◆ Exercise description ◆
Keep the wording of each record exactly the same when you repeat it, and leave out pictures.
--- Begin Excerpted records ---
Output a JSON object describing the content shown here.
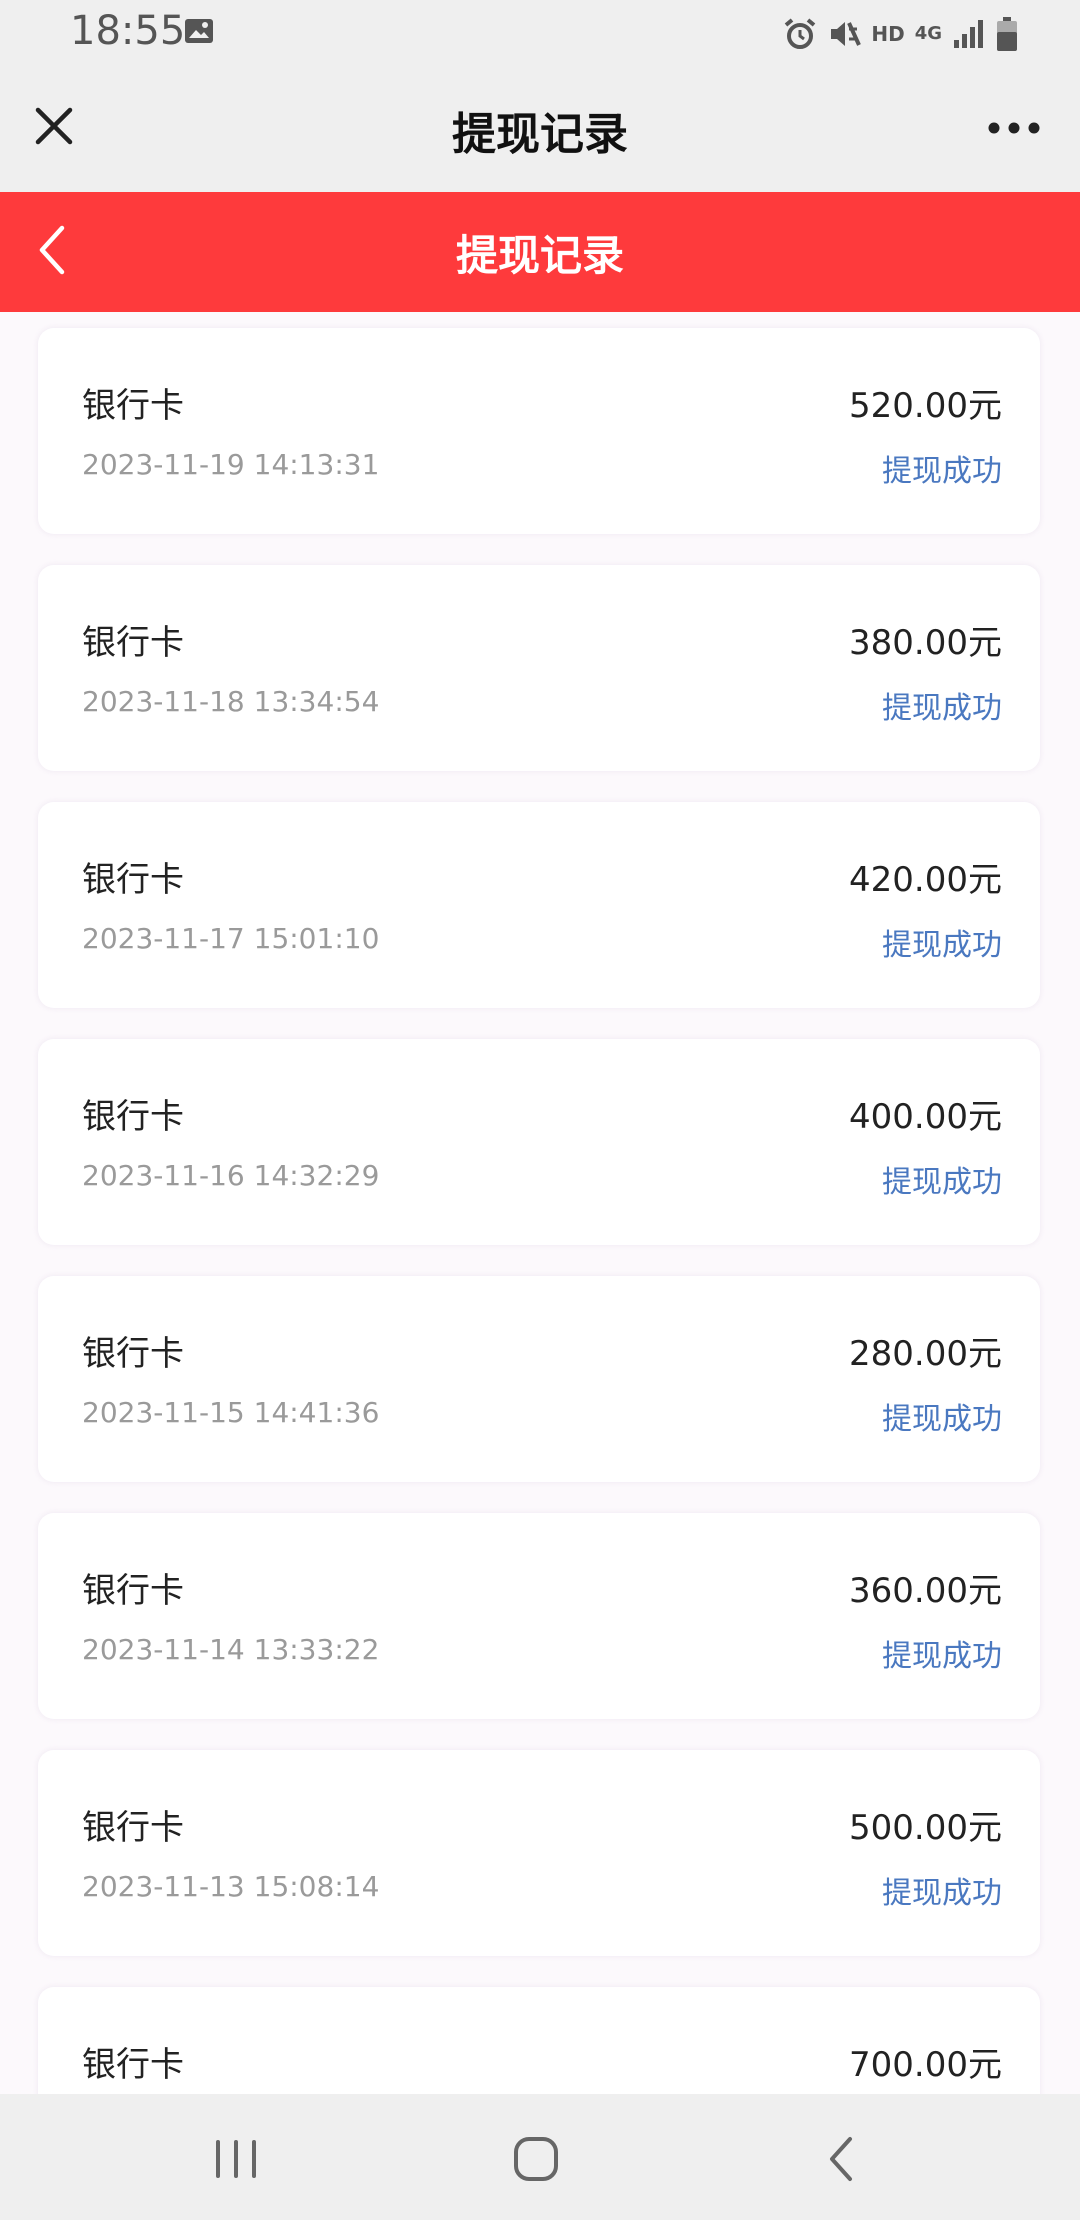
{
  "status_bar": {
    "time": "18:55",
    "hd_label": "HD",
    "network_label": "4G"
  },
  "title_bar": {
    "title": "提现记录"
  },
  "header": {
    "title": "提现记录",
    "color": "#fe3a3c"
  },
  "records": [
    {
      "name": "银行卡",
      "time": "2023-11-19 14:13:31",
      "amount": "520.00元",
      "status": "提现成功"
    },
    {
      "name": "银行卡",
      "time": "2023-11-18 13:34:54",
      "amount": "380.00元",
      "status": "提现成功"
    },
    {
      "name": "银行卡",
      "time": "2023-11-17 15:01:10",
      "amount": "420.00元",
      "status": "提现成功"
    },
    {
      "name": "银行卡",
      "time": "2023-11-16 14:32:29",
      "amount": "400.00元",
      "status": "提现成功"
    },
    {
      "name": "银行卡",
      "time": "2023-11-15 14:41:36",
      "amount": "280.00元",
      "status": "提现成功"
    },
    {
      "name": "银行卡",
      "time": "2023-11-14 13:33:22",
      "amount": "360.00元",
      "status": "提现成功"
    },
    {
      "name": "银行卡",
      "time": "2023-11-13 15:08:14",
      "amount": "500.00元",
      "status": "提现成功"
    },
    {
      "name": "银行卡",
      "time": "",
      "amount": "700.00元",
      "status": ""
    }
  ],
  "colors": {
    "status_success": "#4a78c0"
  }
}
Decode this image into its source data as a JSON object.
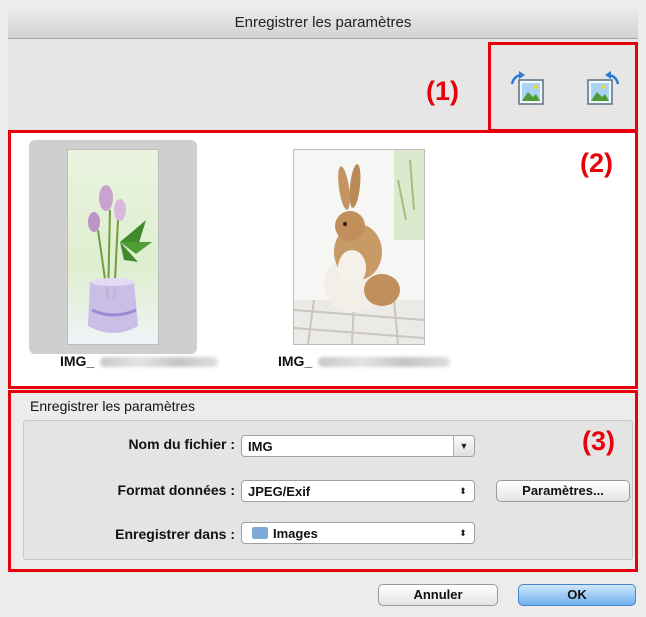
{
  "dialog": {
    "title": "Enregistrer les paramètres"
  },
  "callouts": {
    "one": "(1)",
    "two": "(2)",
    "three": "(3)"
  },
  "toolbar": {
    "buttons": [
      {
        "icon": "rotate-left-icon"
      },
      {
        "icon": "rotate-right-icon"
      }
    ]
  },
  "thumbnails": [
    {
      "label": "IMG_",
      "selected": true,
      "subject": "flowers in glass vase"
    },
    {
      "label": "IMG_",
      "selected": false,
      "subject": "rabbit on white chair"
    }
  ],
  "settings": {
    "group_title": "Enregistrer les paramètres",
    "filename_label": "Nom du fichier :",
    "filename_value": "IMG",
    "format_label": "Format données :",
    "format_value": "JPEG/Exif",
    "settings_button": "Paramètres...",
    "savein_label": "Enregistrer dans :",
    "savein_value": "Images"
  },
  "footer": {
    "cancel": "Annuler",
    "ok": "OK"
  },
  "colors": {
    "callout_red": "#e8000b",
    "default_button": "#6fb0ee"
  }
}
--- End Excerpted records ---
◆ Result for this exercise ◆
Output a JSON object describing the content shown here.
{
  "status_bar": {
    "time": "18:55",
    "hd_label": "HD",
    "network_label": "4G"
  },
  "title_bar": {
    "title": "提现记录"
  },
  "header": {
    "title": "提现记录",
    "color": "#fe3a3c"
  },
  "records": [
    {
      "name": "银行卡",
      "time": "2023-11-19 14:13:31",
      "amount": "520.00元",
      "status": "提现成功"
    },
    {
      "name": "银行卡",
      "time": "2023-11-18 13:34:54",
      "amount": "380.00元",
      "status": "提现成功"
    },
    {
      "name": "银行卡",
      "time": "2023-11-17 15:01:10",
      "amount": "420.00元",
      "status": "提现成功"
    },
    {
      "name": "银行卡",
      "time": "2023-11-16 14:32:29",
      "amount": "400.00元",
      "status": "提现成功"
    },
    {
      "name": "银行卡",
      "time": "2023-11-15 14:41:36",
      "amount": "280.00元",
      "status": "提现成功"
    },
    {
      "name": "银行卡",
      "time": "2023-11-14 13:33:22",
      "amount": "360.00元",
      "status": "提现成功"
    },
    {
      "name": "银行卡",
      "time": "2023-11-13 15:08:14",
      "amount": "500.00元",
      "status": "提现成功"
    },
    {
      "name": "银行卡",
      "time": "",
      "amount": "700.00元",
      "status": ""
    }
  ],
  "colors": {
    "status_success": "#4a78c0"
  }
}
Decode this image into its source data as a JSON object.
{
  "dialog": {
    "title": "Enregistrer les paramètres"
  },
  "callouts": {
    "one": "(1)",
    "two": "(2)",
    "three": "(3)"
  },
  "toolbar": {
    "buttons": [
      {
        "icon": "rotate-left-icon"
      },
      {
        "icon": "rotate-right-icon"
      }
    ]
  },
  "thumbnails": [
    {
      "label": "IMG_",
      "selected": true,
      "subject": "flowers in glass vase"
    },
    {
      "label": "IMG_",
      "selected": false,
      "subject": "rabbit on white chair"
    }
  ],
  "settings": {
    "group_title": "Enregistrer les paramètres",
    "filename_label": "Nom du fichier :",
    "filename_value": "IMG",
    "format_label": "Format données :",
    "format_value": "JPEG/Exif",
    "settings_button": "Paramètres...",
    "savein_label": "Enregistrer dans :",
    "savein_value": "Images"
  },
  "footer": {
    "cancel": "Annuler",
    "ok": "OK"
  },
  "colors": {
    "callout_red": "#e8000b",
    "default_button": "#6fb0ee"
  }
}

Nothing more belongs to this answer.